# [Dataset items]
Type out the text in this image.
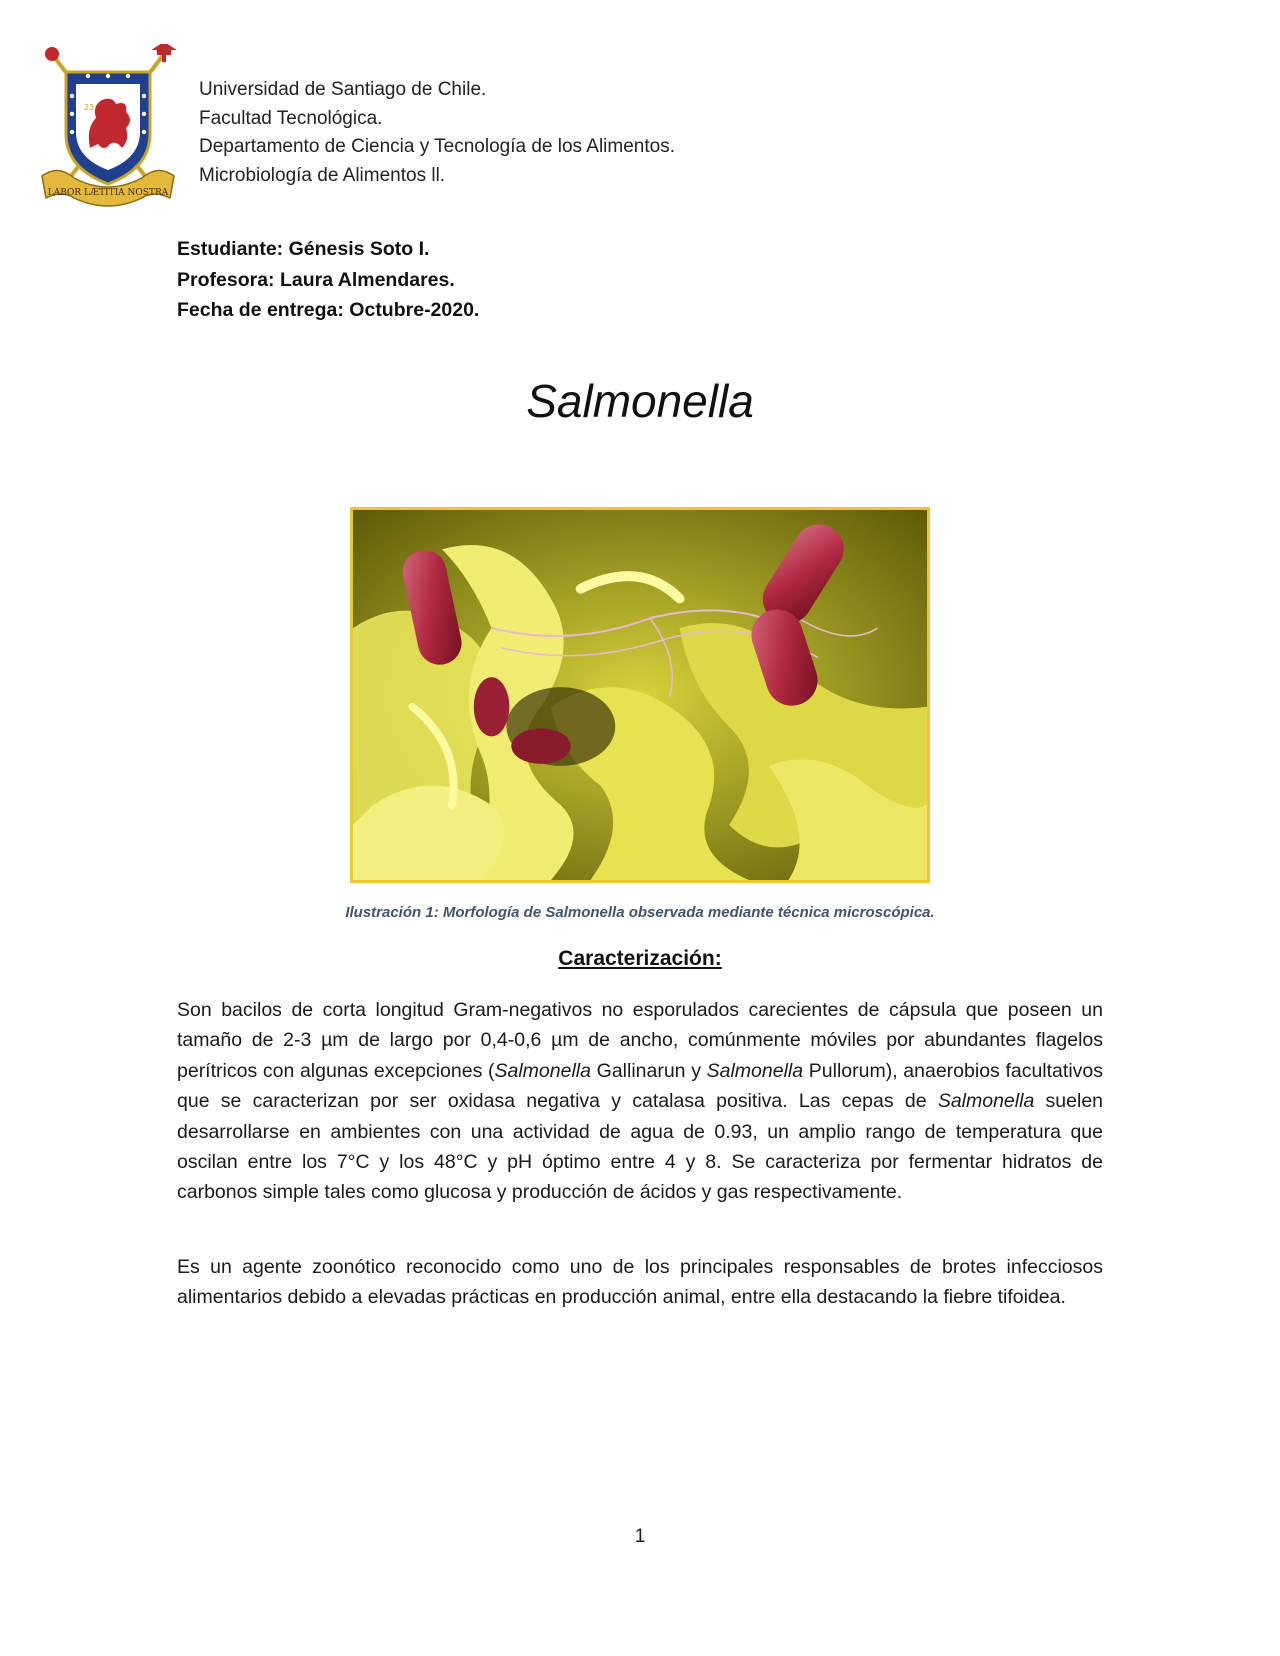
23
LABOR LÆTITIA NOSTRA
Universidad de Santiago de Chile.
Facultad Tecnológica.
Departamento de Ciencia y Tecnología de los Alimentos.
Microbiología de Alimentos ll.
Estudiante: Génesis Soto I.
Profesora: Laura Almendares.
Fecha de entrega: Octubre-2020.
Salmonella
Ilustración 1: Morfología de Salmonella observada mediante técnica microscópica.
Caracterización:

Son bacilos de corta longitud Gram-negativos no esporulados carecientes de cápsula que poseen un tamaño de 2-3 µm de largo por 0,4-0,6 µm de ancho, comúnmente móviles por abundantes flagelos perítricos con algunas excepciones (Salmonella Gallinarun y Salmonella Pullorum), anaerobios facultativos que se caracterizan por ser oxidasa negativa y catalasa positiva. Las cepas de Salmonella suelen desarrollarse en ambientes con una actividad de agua de 0.93, un amplio rango de temperatura que oscilan entre los 7°C y los 48°C y pH óptimo entre 4 y 8. Se caracteriza por fermentar hidratos de carbonos simple tales como glucosa y producción de ácidos y gas respectivamente.

Es un agente zoonótico reconocido como uno de los principales responsables de brotes infecciosos alimentarios debido a elevadas prácticas en producción animal, entre ella destacando la fiebre tifoidea.

1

# [Problem to work on]
Without including the pictures, reproduce all entries exactly.

# [Exercise result]
Type out the text in this image.
23
LABOR LÆTITIA NOSTRA
Universidad de Santiago de Chile.
Facultad Tecnológica.
Departamento de Ciencia y Tecnología de los Alimentos.
Microbiología de Alimentos ll.
Estudiante: Génesis Soto I.
Profesora: Laura Almendares.
Fecha de entrega: Octubre-2020.
Salmonella
Ilustración 1: Morfología de Salmonella observada mediante técnica microscópica.
Caracterización:

Son bacilos de corta longitud Gram-negativos no esporulados carecientes de cápsula que poseen un tamaño de 2-3 µm de largo por 0,4-0,6 µm de ancho, comúnmente móviles por abundantes flagelos perítricos con algunas excepciones (Salmonella Gallinarun y Salmonella Pullorum), anaerobios facultativos que se caracterizan por ser oxidasa negativa y catalasa positiva. Las cepas de Salmonella suelen desarrollarse en ambientes con una actividad de agua de 0.93, un amplio rango de temperatura que oscilan entre los 7°C y los 48°C y pH óptimo entre 4 y 8. Se caracteriza por fermentar hidratos de carbonos simple tales como glucosa y producción de ácidos y gas respectivamente.

Es un agente zoonótico reconocido como uno de los principales responsables de brotes infecciosos alimentarios debido a elevadas prácticas en producción animal, entre ella destacando la fiebre tifoidea.

1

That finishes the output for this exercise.